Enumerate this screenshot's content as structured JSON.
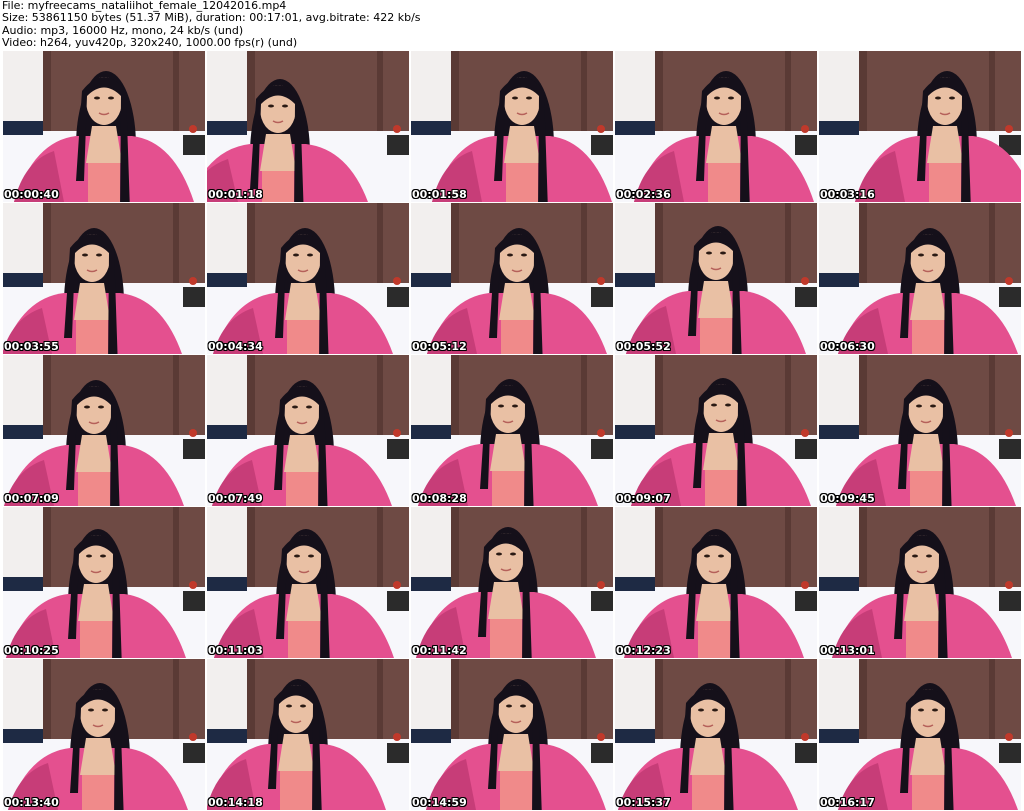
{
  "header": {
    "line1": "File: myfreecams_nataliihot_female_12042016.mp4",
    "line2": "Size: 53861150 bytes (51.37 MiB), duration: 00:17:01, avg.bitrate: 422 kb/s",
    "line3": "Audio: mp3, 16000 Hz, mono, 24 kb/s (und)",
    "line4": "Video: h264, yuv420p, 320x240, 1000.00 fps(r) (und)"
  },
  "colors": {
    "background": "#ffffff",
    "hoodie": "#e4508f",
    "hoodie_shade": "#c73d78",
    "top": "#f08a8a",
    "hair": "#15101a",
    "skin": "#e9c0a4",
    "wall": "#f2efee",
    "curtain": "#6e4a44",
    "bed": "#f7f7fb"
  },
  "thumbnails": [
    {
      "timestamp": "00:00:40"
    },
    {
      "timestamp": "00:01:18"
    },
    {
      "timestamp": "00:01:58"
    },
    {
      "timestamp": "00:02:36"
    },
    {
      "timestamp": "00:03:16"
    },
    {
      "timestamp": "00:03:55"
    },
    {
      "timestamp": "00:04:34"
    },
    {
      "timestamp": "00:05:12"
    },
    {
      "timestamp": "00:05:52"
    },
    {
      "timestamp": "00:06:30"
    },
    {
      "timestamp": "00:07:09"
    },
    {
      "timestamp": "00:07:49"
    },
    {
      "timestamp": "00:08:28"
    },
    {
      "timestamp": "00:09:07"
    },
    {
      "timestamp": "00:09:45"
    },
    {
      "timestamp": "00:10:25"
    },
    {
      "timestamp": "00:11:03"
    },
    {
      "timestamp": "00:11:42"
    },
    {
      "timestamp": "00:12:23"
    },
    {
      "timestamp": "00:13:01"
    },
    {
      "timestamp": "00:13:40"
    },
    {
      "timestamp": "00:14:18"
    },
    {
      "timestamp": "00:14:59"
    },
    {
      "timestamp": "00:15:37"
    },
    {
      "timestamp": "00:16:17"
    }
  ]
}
#####
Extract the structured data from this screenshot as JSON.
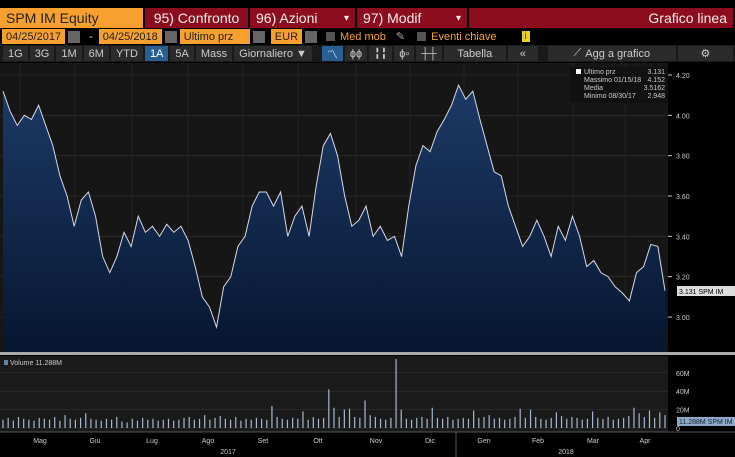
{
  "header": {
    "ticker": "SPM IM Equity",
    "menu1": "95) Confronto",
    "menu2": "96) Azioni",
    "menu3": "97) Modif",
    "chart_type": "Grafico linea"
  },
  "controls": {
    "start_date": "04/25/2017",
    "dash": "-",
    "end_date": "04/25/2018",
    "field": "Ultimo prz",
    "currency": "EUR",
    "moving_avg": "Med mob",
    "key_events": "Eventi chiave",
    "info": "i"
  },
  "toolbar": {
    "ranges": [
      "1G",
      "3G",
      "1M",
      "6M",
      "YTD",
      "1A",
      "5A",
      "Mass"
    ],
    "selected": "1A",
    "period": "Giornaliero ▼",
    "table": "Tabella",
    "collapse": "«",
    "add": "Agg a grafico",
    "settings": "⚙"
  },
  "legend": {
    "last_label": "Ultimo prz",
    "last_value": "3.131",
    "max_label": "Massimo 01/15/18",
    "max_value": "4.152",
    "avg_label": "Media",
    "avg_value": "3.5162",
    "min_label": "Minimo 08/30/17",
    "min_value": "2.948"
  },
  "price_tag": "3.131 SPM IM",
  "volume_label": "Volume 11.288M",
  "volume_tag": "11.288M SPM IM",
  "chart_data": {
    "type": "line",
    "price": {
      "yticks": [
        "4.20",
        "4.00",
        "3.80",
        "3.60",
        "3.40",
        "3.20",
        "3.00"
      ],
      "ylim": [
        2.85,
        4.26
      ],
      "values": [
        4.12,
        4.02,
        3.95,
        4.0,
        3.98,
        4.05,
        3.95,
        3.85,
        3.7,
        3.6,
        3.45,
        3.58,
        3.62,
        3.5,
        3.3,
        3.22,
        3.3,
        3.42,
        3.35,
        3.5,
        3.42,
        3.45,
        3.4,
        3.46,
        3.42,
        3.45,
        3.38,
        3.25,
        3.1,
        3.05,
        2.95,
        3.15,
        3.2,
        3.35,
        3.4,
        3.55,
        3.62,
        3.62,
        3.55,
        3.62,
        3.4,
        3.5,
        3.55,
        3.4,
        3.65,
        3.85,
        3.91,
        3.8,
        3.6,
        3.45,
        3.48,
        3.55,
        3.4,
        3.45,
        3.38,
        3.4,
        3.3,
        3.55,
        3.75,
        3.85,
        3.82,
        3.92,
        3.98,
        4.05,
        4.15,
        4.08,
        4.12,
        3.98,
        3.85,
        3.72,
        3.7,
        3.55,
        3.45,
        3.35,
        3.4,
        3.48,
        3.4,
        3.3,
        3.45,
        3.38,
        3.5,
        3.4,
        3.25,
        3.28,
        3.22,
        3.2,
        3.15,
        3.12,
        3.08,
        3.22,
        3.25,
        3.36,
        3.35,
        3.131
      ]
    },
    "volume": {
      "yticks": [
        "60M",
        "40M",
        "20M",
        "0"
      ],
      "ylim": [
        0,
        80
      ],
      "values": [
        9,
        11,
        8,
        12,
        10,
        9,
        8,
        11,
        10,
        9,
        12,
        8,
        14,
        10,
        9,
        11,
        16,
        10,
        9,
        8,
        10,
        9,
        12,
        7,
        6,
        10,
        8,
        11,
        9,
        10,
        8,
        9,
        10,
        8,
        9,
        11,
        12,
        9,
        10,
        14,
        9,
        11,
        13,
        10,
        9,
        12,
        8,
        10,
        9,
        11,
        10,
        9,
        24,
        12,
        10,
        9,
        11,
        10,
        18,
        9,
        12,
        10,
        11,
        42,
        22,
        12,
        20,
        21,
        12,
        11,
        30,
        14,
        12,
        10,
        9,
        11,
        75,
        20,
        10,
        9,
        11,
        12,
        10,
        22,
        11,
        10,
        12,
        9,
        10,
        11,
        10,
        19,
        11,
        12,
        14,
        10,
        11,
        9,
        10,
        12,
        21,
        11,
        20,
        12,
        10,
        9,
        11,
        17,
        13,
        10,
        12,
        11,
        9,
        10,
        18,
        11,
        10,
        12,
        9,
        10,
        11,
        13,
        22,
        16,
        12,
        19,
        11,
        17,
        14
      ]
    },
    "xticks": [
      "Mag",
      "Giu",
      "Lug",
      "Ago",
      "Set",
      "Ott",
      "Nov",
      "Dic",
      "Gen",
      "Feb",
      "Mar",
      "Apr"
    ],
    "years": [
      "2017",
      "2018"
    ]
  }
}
#####
**WHAT IS ASKED**
Pull out all lines containing "Ultimo".

**RESPONSE TO THIS EXERCISE**
    "field": "Ultimo prz",
    "last_label": "Ultimo prz",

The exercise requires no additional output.